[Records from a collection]
────

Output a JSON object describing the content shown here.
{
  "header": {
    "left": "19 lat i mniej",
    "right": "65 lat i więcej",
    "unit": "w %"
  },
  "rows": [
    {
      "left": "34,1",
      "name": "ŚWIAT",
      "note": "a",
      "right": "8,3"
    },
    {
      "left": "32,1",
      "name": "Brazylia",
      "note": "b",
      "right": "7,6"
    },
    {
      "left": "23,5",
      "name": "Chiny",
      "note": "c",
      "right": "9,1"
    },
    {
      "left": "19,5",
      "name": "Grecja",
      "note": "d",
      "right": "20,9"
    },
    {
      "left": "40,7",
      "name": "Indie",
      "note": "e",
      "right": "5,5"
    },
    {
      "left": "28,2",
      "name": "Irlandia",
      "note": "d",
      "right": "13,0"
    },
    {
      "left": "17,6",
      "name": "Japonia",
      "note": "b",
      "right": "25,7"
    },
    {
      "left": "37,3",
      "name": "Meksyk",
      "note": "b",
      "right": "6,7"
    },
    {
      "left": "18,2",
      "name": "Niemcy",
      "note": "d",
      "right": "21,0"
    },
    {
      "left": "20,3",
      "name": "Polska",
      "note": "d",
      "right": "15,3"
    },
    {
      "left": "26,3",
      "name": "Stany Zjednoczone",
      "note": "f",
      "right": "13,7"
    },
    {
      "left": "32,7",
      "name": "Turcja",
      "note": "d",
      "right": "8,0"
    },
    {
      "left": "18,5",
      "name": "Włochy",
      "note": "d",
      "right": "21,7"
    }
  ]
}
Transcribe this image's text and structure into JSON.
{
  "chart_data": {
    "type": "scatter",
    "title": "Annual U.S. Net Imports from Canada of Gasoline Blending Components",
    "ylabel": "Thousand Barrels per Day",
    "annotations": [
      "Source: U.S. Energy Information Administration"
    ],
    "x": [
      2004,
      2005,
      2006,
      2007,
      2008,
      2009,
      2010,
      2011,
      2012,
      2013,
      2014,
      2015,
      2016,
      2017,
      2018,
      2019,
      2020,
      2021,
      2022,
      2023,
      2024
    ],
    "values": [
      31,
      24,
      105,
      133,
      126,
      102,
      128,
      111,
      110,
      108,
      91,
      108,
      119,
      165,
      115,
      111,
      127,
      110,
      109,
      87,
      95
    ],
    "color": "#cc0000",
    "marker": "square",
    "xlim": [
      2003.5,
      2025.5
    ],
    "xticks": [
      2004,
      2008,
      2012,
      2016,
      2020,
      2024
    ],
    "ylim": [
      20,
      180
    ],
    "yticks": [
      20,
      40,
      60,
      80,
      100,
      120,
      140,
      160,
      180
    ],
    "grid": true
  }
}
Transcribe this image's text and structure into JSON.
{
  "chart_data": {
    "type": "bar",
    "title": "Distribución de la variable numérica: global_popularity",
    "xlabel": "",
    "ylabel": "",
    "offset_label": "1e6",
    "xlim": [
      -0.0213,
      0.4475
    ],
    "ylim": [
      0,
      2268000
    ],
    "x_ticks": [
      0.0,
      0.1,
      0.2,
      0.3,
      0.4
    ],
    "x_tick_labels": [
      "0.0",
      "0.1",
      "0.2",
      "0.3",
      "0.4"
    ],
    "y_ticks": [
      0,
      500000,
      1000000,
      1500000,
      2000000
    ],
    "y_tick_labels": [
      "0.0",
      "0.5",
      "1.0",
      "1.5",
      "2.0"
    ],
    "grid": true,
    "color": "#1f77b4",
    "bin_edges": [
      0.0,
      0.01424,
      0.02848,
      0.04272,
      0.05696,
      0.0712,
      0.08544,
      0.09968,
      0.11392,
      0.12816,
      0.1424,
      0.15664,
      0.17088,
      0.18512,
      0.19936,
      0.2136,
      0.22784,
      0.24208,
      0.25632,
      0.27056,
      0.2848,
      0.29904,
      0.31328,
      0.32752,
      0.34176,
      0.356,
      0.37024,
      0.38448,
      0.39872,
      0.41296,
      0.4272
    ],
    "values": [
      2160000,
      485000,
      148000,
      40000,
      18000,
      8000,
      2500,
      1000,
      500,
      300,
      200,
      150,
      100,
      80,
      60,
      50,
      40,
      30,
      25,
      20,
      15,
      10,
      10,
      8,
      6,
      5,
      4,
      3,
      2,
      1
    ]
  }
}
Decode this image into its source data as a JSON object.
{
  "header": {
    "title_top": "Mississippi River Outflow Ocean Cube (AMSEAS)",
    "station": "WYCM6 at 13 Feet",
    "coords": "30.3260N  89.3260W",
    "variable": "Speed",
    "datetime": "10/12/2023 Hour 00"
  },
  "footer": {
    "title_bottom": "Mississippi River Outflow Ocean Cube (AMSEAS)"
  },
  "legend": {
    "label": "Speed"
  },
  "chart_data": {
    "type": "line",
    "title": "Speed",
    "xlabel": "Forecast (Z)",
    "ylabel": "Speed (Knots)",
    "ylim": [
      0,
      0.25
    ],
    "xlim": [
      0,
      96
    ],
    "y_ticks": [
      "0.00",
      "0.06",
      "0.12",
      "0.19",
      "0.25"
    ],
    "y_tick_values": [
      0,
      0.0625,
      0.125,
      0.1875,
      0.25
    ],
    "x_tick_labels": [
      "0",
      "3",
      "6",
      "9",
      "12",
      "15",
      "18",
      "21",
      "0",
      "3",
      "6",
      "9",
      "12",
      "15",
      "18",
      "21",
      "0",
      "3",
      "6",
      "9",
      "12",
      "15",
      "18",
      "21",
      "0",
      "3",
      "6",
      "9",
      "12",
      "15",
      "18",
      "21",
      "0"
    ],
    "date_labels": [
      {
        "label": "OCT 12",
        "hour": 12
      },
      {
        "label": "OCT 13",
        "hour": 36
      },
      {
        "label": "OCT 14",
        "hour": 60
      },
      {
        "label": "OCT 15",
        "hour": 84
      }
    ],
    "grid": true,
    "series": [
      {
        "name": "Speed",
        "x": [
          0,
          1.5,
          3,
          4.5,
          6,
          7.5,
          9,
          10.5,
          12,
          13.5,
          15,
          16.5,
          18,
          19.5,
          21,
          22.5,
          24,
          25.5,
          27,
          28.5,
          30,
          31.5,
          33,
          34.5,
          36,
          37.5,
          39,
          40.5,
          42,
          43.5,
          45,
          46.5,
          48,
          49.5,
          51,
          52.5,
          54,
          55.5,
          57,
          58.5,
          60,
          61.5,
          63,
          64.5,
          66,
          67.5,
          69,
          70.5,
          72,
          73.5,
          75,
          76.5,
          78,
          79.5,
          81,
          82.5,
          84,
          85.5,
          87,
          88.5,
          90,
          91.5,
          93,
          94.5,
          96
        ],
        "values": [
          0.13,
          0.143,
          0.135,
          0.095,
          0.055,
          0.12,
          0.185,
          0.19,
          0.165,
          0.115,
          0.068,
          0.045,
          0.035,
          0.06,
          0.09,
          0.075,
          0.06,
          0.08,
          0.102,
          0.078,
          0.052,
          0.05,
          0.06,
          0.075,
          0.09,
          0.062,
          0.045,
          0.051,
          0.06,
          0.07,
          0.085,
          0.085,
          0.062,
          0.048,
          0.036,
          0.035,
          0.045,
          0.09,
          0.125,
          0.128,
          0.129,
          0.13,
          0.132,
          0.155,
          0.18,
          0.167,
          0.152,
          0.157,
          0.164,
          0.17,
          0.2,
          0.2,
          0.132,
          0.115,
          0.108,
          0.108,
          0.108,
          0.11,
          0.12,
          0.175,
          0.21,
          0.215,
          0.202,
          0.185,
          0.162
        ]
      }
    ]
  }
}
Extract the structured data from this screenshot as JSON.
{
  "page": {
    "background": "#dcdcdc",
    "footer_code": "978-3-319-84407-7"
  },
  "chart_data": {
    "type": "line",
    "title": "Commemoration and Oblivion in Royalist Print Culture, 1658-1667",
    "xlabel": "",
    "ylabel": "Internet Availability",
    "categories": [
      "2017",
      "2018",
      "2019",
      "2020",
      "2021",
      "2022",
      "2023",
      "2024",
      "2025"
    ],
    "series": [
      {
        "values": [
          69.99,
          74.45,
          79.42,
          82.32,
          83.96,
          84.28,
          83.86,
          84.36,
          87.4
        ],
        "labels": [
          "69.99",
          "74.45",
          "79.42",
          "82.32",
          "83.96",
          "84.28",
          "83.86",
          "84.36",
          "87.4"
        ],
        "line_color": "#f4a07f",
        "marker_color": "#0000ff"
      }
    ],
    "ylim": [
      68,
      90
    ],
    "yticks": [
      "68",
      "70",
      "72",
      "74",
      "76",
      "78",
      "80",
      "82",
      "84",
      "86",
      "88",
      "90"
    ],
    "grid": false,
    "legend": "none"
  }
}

────

- Work to do -
Only a number is wanted here: how many lines in the data above include the string "Cube"?

- Written solution -
2